(Records about charts and figures)

[BEGIN]

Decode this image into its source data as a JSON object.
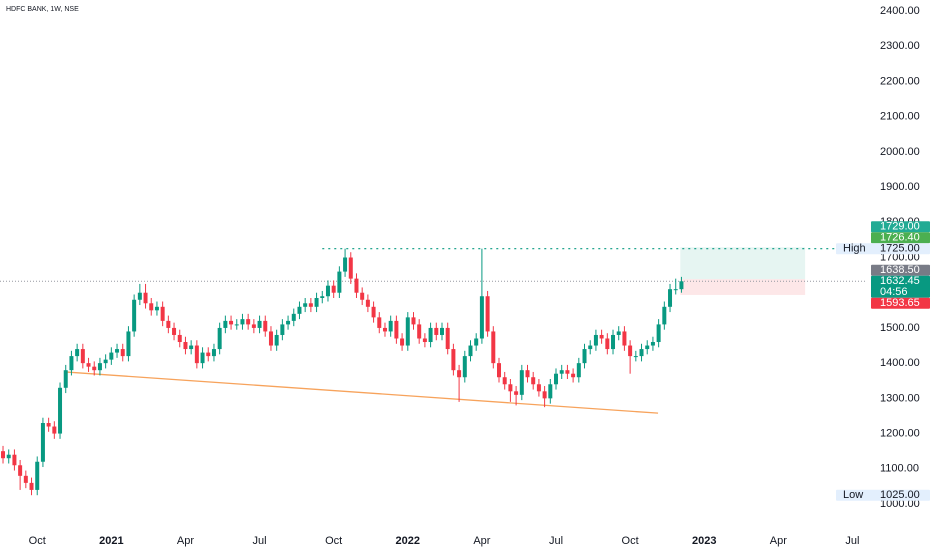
{
  "chart_data": {
    "type": "candlestick",
    "title": "HDFC BANK, 1W, NSE",
    "up_color": "#089981",
    "down_color": "#f23645",
    "xlim": [
      -0.53,
      151.2
    ],
    "ylim": [
      1000,
      2400
    ],
    "yticks": [
      {
        "value": 1000,
        "label": "1000.00"
      },
      {
        "value": 1100,
        "label": "1100.00"
      },
      {
        "value": 1200,
        "label": "1200.00"
      },
      {
        "value": 1300,
        "label": "1300.00"
      },
      {
        "value": 1400,
        "label": "1400.00"
      },
      {
        "value": 1500,
        "label": "1500.00"
      },
      {
        "value": 1600,
        "label": "1600.00"
      },
      {
        "value": 1700,
        "label": "1700.00"
      },
      {
        "value": 1800,
        "label": "1800.00"
      },
      {
        "value": 1900,
        "label": "1900.00"
      },
      {
        "value": 2000,
        "label": "2000.00"
      },
      {
        "value": 2100,
        "label": "2100.00"
      },
      {
        "value": 2200,
        "label": "2200.00"
      },
      {
        "value": 2300,
        "label": "2300.00"
      },
      {
        "value": 2400,
        "label": "2400.00"
      }
    ],
    "xticks": [
      {
        "value": 6,
        "label": "Oct"
      },
      {
        "value": 19,
        "label": "2021"
      },
      {
        "value": 32,
        "label": "Apr"
      },
      {
        "value": 45,
        "label": "Jul"
      },
      {
        "value": 58,
        "label": "Oct"
      },
      {
        "value": 71,
        "label": "2022"
      },
      {
        "value": 84,
        "label": "Apr"
      },
      {
        "value": 97,
        "label": "Jul"
      },
      {
        "value": 110,
        "label": "Oct"
      },
      {
        "value": 123,
        "label": "2023"
      },
      {
        "value": 136,
        "label": "Apr"
      },
      {
        "value": 149,
        "label": "Jul"
      }
    ],
    "ohlc": [
      [
        1150,
        1165,
        1115,
        1130
      ],
      [
        1130,
        1155,
        1115,
        1140
      ],
      [
        1140,
        1155,
        1095,
        1110
      ],
      [
        1110,
        1125,
        1040,
        1080
      ],
      [
        1080,
        1095,
        1045,
        1060
      ],
      [
        1060,
        1075,
        1025,
        1040
      ],
      [
        1040,
        1135,
        1025,
        1120
      ],
      [
        1120,
        1245,
        1105,
        1230
      ],
      [
        1230,
        1245,
        1205,
        1220
      ],
      [
        1220,
        1235,
        1185,
        1200
      ],
      [
        1200,
        1345,
        1185,
        1330
      ],
      [
        1330,
        1395,
        1315,
        1380
      ],
      [
        1380,
        1435,
        1365,
        1420
      ],
      [
        1420,
        1455,
        1405,
        1440
      ],
      [
        1440,
        1455,
        1385,
        1400
      ],
      [
        1400,
        1415,
        1375,
        1390
      ],
      [
        1390,
        1405,
        1365,
        1380
      ],
      [
        1380,
        1415,
        1365,
        1400
      ],
      [
        1400,
        1425,
        1385,
        1410
      ],
      [
        1410,
        1445,
        1395,
        1430
      ],
      [
        1430,
        1455,
        1415,
        1440
      ],
      [
        1440,
        1455,
        1405,
        1420
      ],
      [
        1420,
        1505,
        1405,
        1490
      ],
      [
        1490,
        1595,
        1475,
        1580
      ],
      [
        1580,
        1625,
        1565,
        1600
      ],
      [
        1600,
        1625,
        1555,
        1570
      ],
      [
        1570,
        1585,
        1535,
        1550
      ],
      [
        1550,
        1575,
        1535,
        1560
      ],
      [
        1560,
        1575,
        1505,
        1520
      ],
      [
        1520,
        1535,
        1485,
        1500
      ],
      [
        1500,
        1515,
        1465,
        1480
      ],
      [
        1480,
        1495,
        1445,
        1460
      ],
      [
        1460,
        1475,
        1425,
        1440
      ],
      [
        1440,
        1465,
        1425,
        1450
      ],
      [
        1450,
        1465,
        1385,
        1400
      ],
      [
        1400,
        1445,
        1385,
        1430
      ],
      [
        1430,
        1445,
        1405,
        1420
      ],
      [
        1420,
        1455,
        1405,
        1440
      ],
      [
        1440,
        1515,
        1425,
        1500
      ],
      [
        1500,
        1535,
        1485,
        1520
      ],
      [
        1520,
        1535,
        1495,
        1510
      ],
      [
        1510,
        1525,
        1495,
        1510
      ],
      [
        1510,
        1540,
        1495,
        1525
      ],
      [
        1525,
        1540,
        1495,
        1510
      ],
      [
        1510,
        1525,
        1485,
        1500
      ],
      [
        1500,
        1535,
        1485,
        1520
      ],
      [
        1520,
        1535,
        1475,
        1490
      ],
      [
        1490,
        1505,
        1435,
        1450
      ],
      [
        1450,
        1495,
        1435,
        1480
      ],
      [
        1480,
        1525,
        1465,
        1510
      ],
      [
        1510,
        1535,
        1495,
        1520
      ],
      [
        1520,
        1555,
        1505,
        1540
      ],
      [
        1540,
        1575,
        1525,
        1560
      ],
      [
        1560,
        1585,
        1545,
        1570
      ],
      [
        1570,
        1585,
        1545,
        1560
      ],
      [
        1560,
        1600,
        1545,
        1585
      ],
      [
        1585,
        1605,
        1570,
        1590
      ],
      [
        1590,
        1635,
        1575,
        1620
      ],
      [
        1620,
        1635,
        1585,
        1600
      ],
      [
        1600,
        1675,
        1585,
        1660
      ],
      [
        1660,
        1725,
        1645,
        1700
      ],
      [
        1700,
        1715,
        1625,
        1640
      ],
      [
        1640,
        1655,
        1585,
        1600
      ],
      [
        1600,
        1615,
        1565,
        1580
      ],
      [
        1580,
        1595,
        1545,
        1560
      ],
      [
        1560,
        1575,
        1515,
        1530
      ],
      [
        1530,
        1545,
        1485,
        1500
      ],
      [
        1500,
        1515,
        1475,
        1490
      ],
      [
        1490,
        1535,
        1475,
        1520
      ],
      [
        1520,
        1535,
        1455,
        1470
      ],
      [
        1470,
        1485,
        1435,
        1450
      ],
      [
        1450,
        1545,
        1435,
        1530
      ],
      [
        1530,
        1545,
        1495,
        1510
      ],
      [
        1510,
        1525,
        1455,
        1470
      ],
      [
        1470,
        1485,
        1445,
        1460
      ],
      [
        1460,
        1515,
        1445,
        1500
      ],
      [
        1500,
        1515,
        1465,
        1480
      ],
      [
        1480,
        1515,
        1465,
        1500
      ],
      [
        1500,
        1515,
        1425,
        1440
      ],
      [
        1440,
        1455,
        1365,
        1380
      ],
      [
        1380,
        1395,
        1290,
        1360
      ],
      [
        1360,
        1435,
        1345,
        1420
      ],
      [
        1420,
        1465,
        1405,
        1450
      ],
      [
        1450,
        1485,
        1435,
        1470
      ],
      [
        1470,
        1725,
        1455,
        1590
      ],
      [
        1590,
        1605,
        1475,
        1490
      ],
      [
        1490,
        1505,
        1385,
        1400
      ],
      [
        1400,
        1415,
        1345,
        1360
      ],
      [
        1360,
        1375,
        1325,
        1340
      ],
      [
        1340,
        1355,
        1290,
        1320
      ],
      [
        1320,
        1335,
        1280,
        1310
      ],
      [
        1310,
        1395,
        1295,
        1380
      ],
      [
        1380,
        1395,
        1345,
        1360
      ],
      [
        1360,
        1375,
        1325,
        1340
      ],
      [
        1340,
        1355,
        1305,
        1320
      ],
      [
        1320,
        1335,
        1275,
        1300
      ],
      [
        1300,
        1355,
        1285,
        1340
      ],
      [
        1340,
        1385,
        1325,
        1370
      ],
      [
        1370,
        1395,
        1355,
        1380
      ],
      [
        1380,
        1395,
        1355,
        1370
      ],
      [
        1370,
        1385,
        1345,
        1360
      ],
      [
        1360,
        1415,
        1345,
        1400
      ],
      [
        1400,
        1455,
        1385,
        1440
      ],
      [
        1440,
        1465,
        1425,
        1450
      ],
      [
        1450,
        1495,
        1435,
        1480
      ],
      [
        1480,
        1495,
        1455,
        1470
      ],
      [
        1470,
        1485,
        1425,
        1440
      ],
      [
        1440,
        1495,
        1425,
        1480
      ],
      [
        1480,
        1505,
        1465,
        1490
      ],
      [
        1490,
        1505,
        1435,
        1450
      ],
      [
        1450,
        1465,
        1370,
        1420
      ],
      [
        1420,
        1435,
        1405,
        1420
      ],
      [
        1420,
        1455,
        1405,
        1440
      ],
      [
        1440,
        1465,
        1425,
        1450
      ],
      [
        1450,
        1475,
        1435,
        1460
      ],
      [
        1460,
        1525,
        1445,
        1510
      ],
      [
        1510,
        1575,
        1495,
        1560
      ],
      [
        1560,
        1625,
        1545,
        1610
      ],
      [
        1610,
        1640,
        1595,
        1610
      ],
      [
        1610,
        1645,
        1600,
        1632.45
      ]
    ],
    "trendline": {
      "color": "#f7a35c",
      "x": [
        10.9,
        114.9
      ],
      "y": [
        1375,
        1258
      ]
    },
    "high_line": {
      "color": "#089981",
      "x": [
        56,
        146
      ]
    },
    "position": {
      "x": [
        118.8,
        140.7
      ],
      "entry": 3,
      "target": 0,
      "stop": 5
    },
    "price_tags": [
      {
        "value": 1729,
        "label": "1729.00",
        "color": "#22ab94"
      },
      {
        "value": 1726.4,
        "label": "1726.40",
        "color": "#4caf50"
      },
      {
        "value": 1725,
        "label": "1725.00",
        "text": "High",
        "color": "#e3effd"
      },
      {
        "value": 1638.5,
        "label": "1638.50",
        "color": "#787b86"
      },
      {
        "value": 1632.45,
        "label": "1632.45",
        "countdown": "04:56",
        "color": "#089981"
      },
      {
        "value": 1593.65,
        "label": "1593.65",
        "color": "#f23645"
      }
    ],
    "low_tag": {
      "value": 1025,
      "label": "1025.00",
      "text": "Low",
      "color": "#e3effd"
    }
  }
}
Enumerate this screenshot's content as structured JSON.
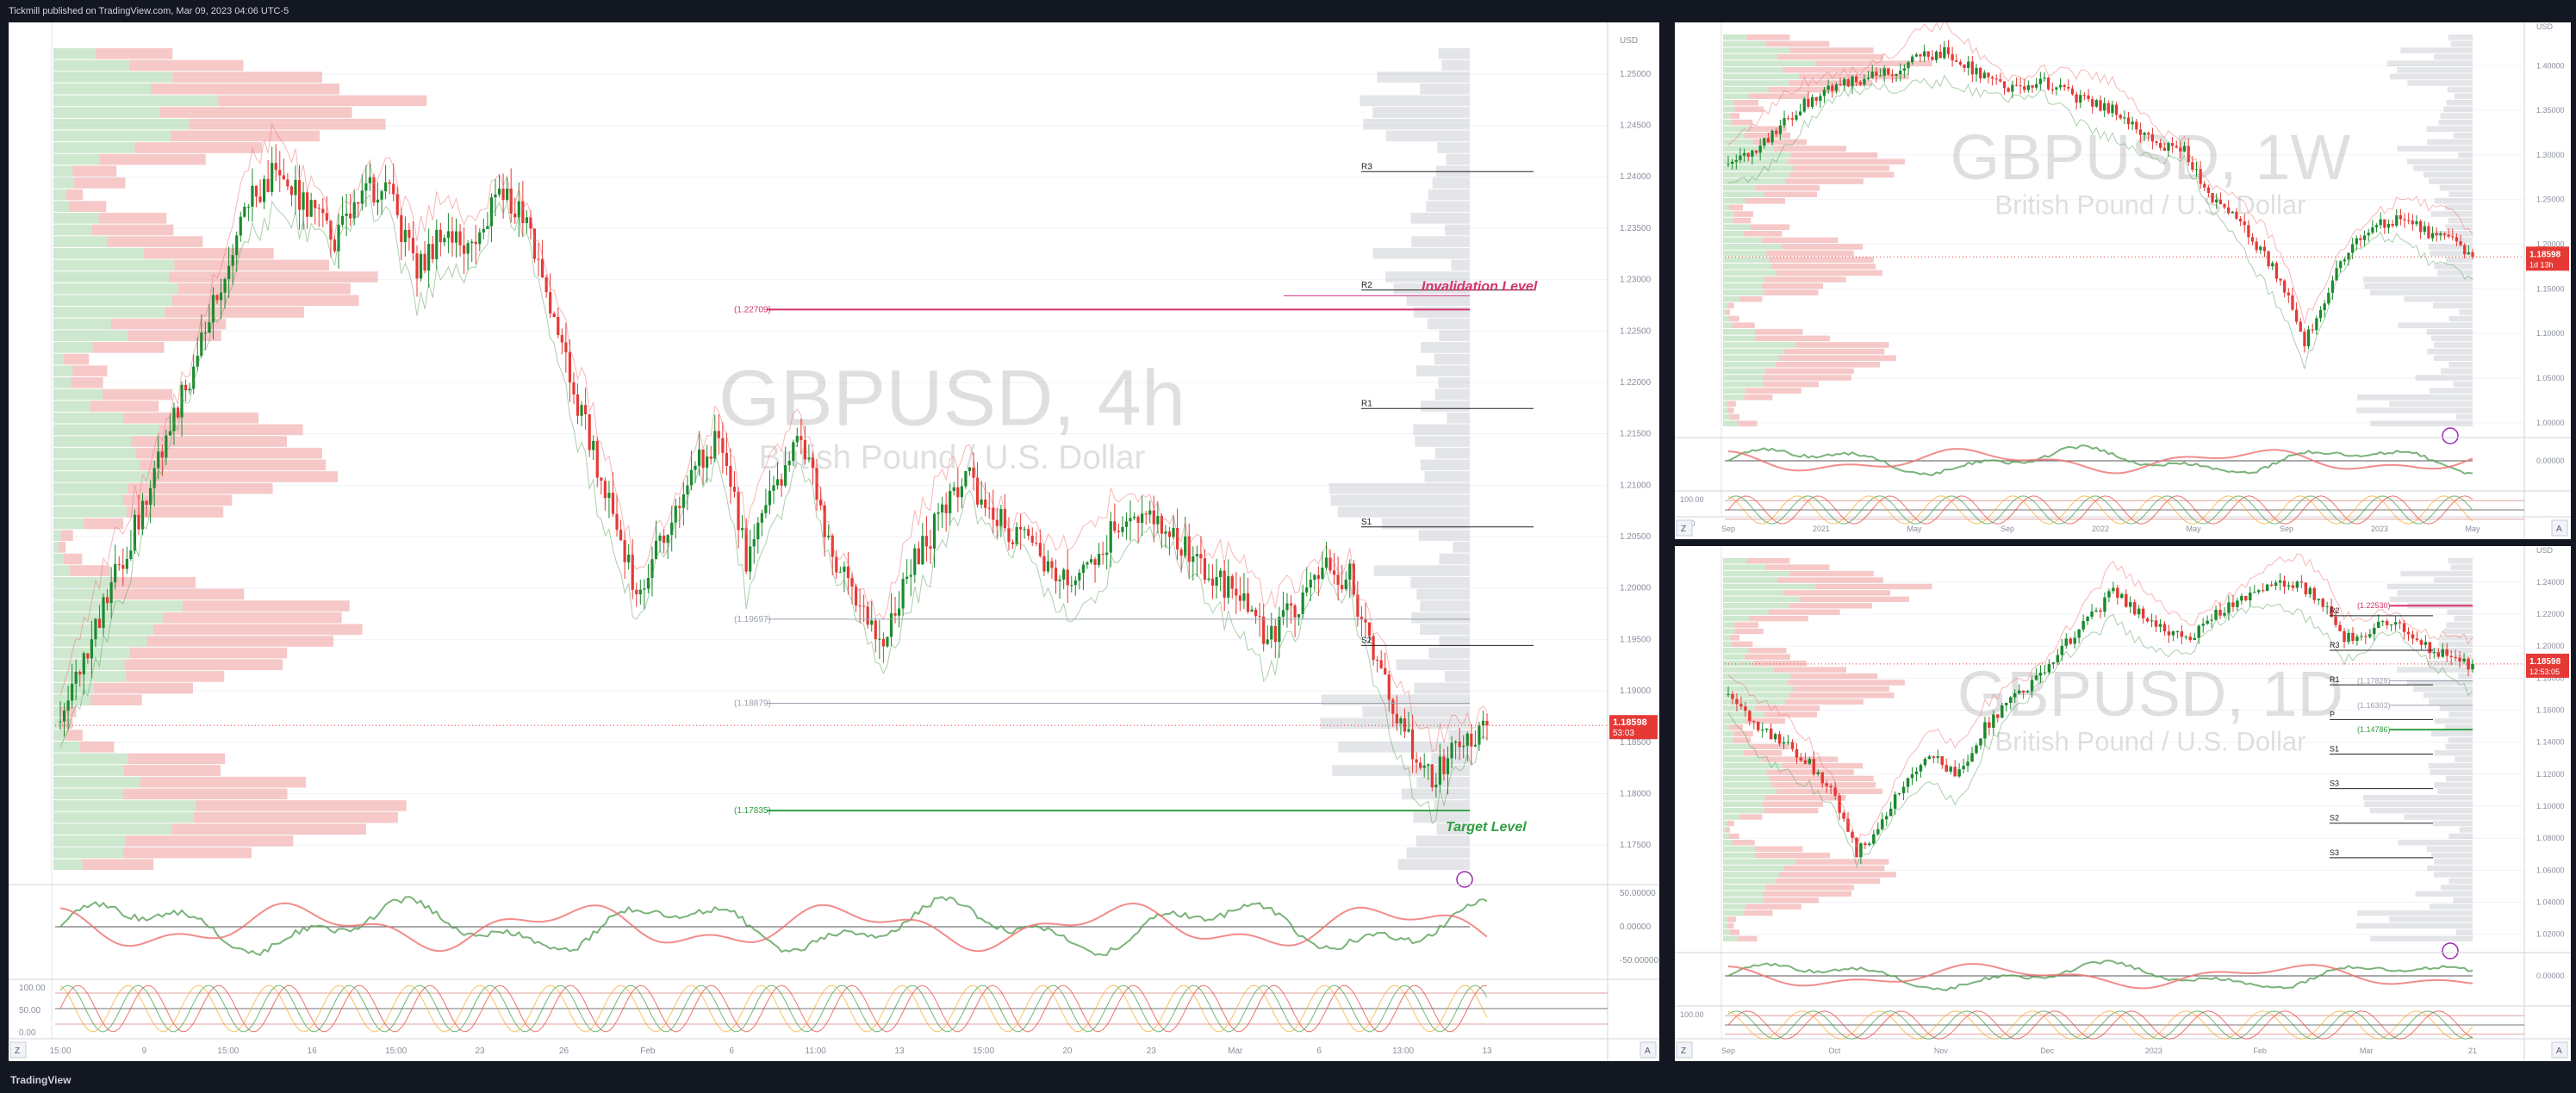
{
  "header": {
    "publisher": "Tickmill published on TradingView.com, Mar 09, 2023 04:06 UTC-5"
  },
  "footer": {
    "brand": "TradingView"
  },
  "colors": {
    "up": "#1b8a2e",
    "down": "#e53935",
    "bg": "#ffffff",
    "frame": "#131722",
    "grid": "#f0f3fa",
    "axis": "#8a8f9c",
    "price": "#e53935",
    "projection": "#2962ff",
    "invalid": "#d6336c",
    "target": "#2e9e3f",
    "osc_green": "#5aa05a",
    "osc_red": "#ef6f6f"
  },
  "icons": {
    "lightning": "lightning-icon",
    "zoom": "magnifier-icon"
  },
  "chart_data": [
    {
      "type": "line",
      "title": "GBPUSD, 4h",
      "subtitle": "British Pound / U.S. Dollar",
      "currency": "USD",
      "price_label": "1.18598",
      "countdown": "53:03",
      "y_ticks": [
        "1.25000",
        "1.24500",
        "1.24000",
        "1.23500",
        "1.23000",
        "1.22500",
        "1.22000",
        "1.21500",
        "1.21000",
        "1.20500",
        "1.20000",
        "1.19500",
        "1.19000",
        "1.18500",
        "1.18000",
        "1.17500"
      ],
      "x_ticks": [
        "15:00",
        "9",
        "15:00",
        "16",
        "15:00",
        "23",
        "26",
        "Feb",
        "6",
        "11:00",
        "13",
        "15:00",
        "20",
        "23",
        "Mar",
        "6",
        "13:00",
        "13"
      ],
      "pivots": [
        "R3",
        "R2",
        "R1",
        "S1",
        "S2"
      ],
      "levels": [
        {
          "label": "(1.22709)",
          "value": 1.22709
        },
        {
          "label": "(1.19697)",
          "value": 1.19697
        },
        {
          "label": "(1.18879)",
          "value": 1.18879
        },
        {
          "label": "(1.17835)",
          "value": 1.17835
        }
      ],
      "annotations": {
        "invalidation": "Invalidation Level",
        "target": "Target  Level"
      },
      "ylim": [
        1.1725,
        1.2525
      ],
      "series": [
        {
          "values": [
            1.187,
            1.1935,
            1.201,
            1.208,
            1.215,
            1.223,
            1.231,
            1.238,
            1.241,
            1.237,
            1.234,
            1.2395,
            1.238,
            1.231,
            1.2345,
            1.233,
            1.2385,
            1.236,
            1.225,
            1.217,
            1.208,
            1.2,
            1.2045,
            1.211,
            1.215,
            1.203,
            1.209,
            1.215,
            1.204,
            1.199,
            1.195,
            1.202,
            1.2065,
            1.211,
            1.207,
            1.205,
            1.202,
            1.201,
            1.204,
            1.208,
            1.206,
            1.204,
            1.201,
            1.199,
            1.195,
            1.198,
            1.202,
            1.201,
            1.192,
            1.186,
            1.1815,
            1.185,
            1.187
          ]
        }
      ],
      "projection": [
        1.186,
        1.192,
        1.18,
        1.205
      ],
      "oscillator_ticks": [
        "50.00000",
        "0.00000",
        "-50.00000"
      ],
      "stoch_ticks": [
        "100.00",
        "50.00",
        "0.00"
      ]
    },
    {
      "type": "line",
      "title": "GBPUSD, 1W",
      "subtitle": "British Pound / U.S. Dollar",
      "currency": "USD",
      "price_label": "1.18598",
      "countdown": "1d 13h",
      "y_ticks": [
        "1.40000",
        "1.35000",
        "1.30000",
        "1.25000",
        "1.20000",
        "1.15000",
        "1.10000",
        "1.05000",
        "1.00000"
      ],
      "x_ticks": [
        "Sep",
        "2021",
        "May",
        "Sep",
        "2022",
        "May",
        "Sep",
        "2023",
        "May"
      ],
      "ylim": [
        0.995,
        1.435
      ],
      "series": [
        {
          "values": [
            1.29,
            1.3,
            1.325,
            1.355,
            1.37,
            1.38,
            1.39,
            1.395,
            1.41,
            1.415,
            1.4,
            1.38,
            1.375,
            1.385,
            1.37,
            1.36,
            1.35,
            1.33,
            1.31,
            1.305,
            1.255,
            1.23,
            1.2,
            1.16,
            1.09,
            1.15,
            1.2,
            1.22,
            1.23,
            1.215,
            1.205,
            1.186
          ]
        }
      ],
      "projection": [
        1.186,
        1.17,
        1.26
      ],
      "oscillator_ticks": [
        "0.00000"
      ],
      "stoch_ticks": [
        "100.00",
        "0.00"
      ]
    },
    {
      "type": "line",
      "title": "GBPUSD, 1D",
      "subtitle": "British Pound / U.S. Dollar",
      "currency": "USD",
      "price_label": "1.18598",
      "countdown": "12:53:05",
      "y_ticks": [
        "1.24000",
        "1.22000",
        "1.20000",
        "1.18000",
        "1.16000",
        "1.14000",
        "1.12000",
        "1.10000",
        "1.08000",
        "1.06000",
        "1.04000",
        "1.02000"
      ],
      "x_ticks": [
        "Sep",
        "Oct",
        "Nov",
        "Dec",
        "2023",
        "Feb",
        "Mar",
        "21"
      ],
      "pivots": [
        "R2",
        "R3",
        "R1",
        "P",
        "S1",
        "S3",
        "S2",
        "S3"
      ],
      "levels": [
        {
          "label": "(1.22530)",
          "value": 1.2253
        },
        {
          "label": "(1.17829)",
          "value": 1.17829
        },
        {
          "label": "(1.16303)",
          "value": 1.16303
        },
        {
          "label": "(1.14786)",
          "value": 1.14786
        }
      ],
      "ylim": [
        1.015,
        1.255
      ],
      "series": [
        {
          "values": [
            1.17,
            1.15,
            1.14,
            1.13,
            1.11,
            1.07,
            1.09,
            1.12,
            1.13,
            1.12,
            1.15,
            1.165,
            1.18,
            1.2,
            1.215,
            1.235,
            1.22,
            1.21,
            1.205,
            1.22,
            1.23,
            1.235,
            1.24,
            1.23,
            1.205,
            1.21,
            1.215,
            1.2,
            1.195,
            1.186
          ]
        }
      ],
      "projection": [
        1.186,
        1.17,
        1.24
      ],
      "oscillator_ticks": [
        "0.00000"
      ],
      "stoch_ticks": [
        "100.00"
      ]
    }
  ]
}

[END]

Do this>
Check each line above for the word "target", and copy the lines where it appears.

Solution for this task>
      "target": 0,
    "target": "#2e9e3f",
        "target": "Target  Level"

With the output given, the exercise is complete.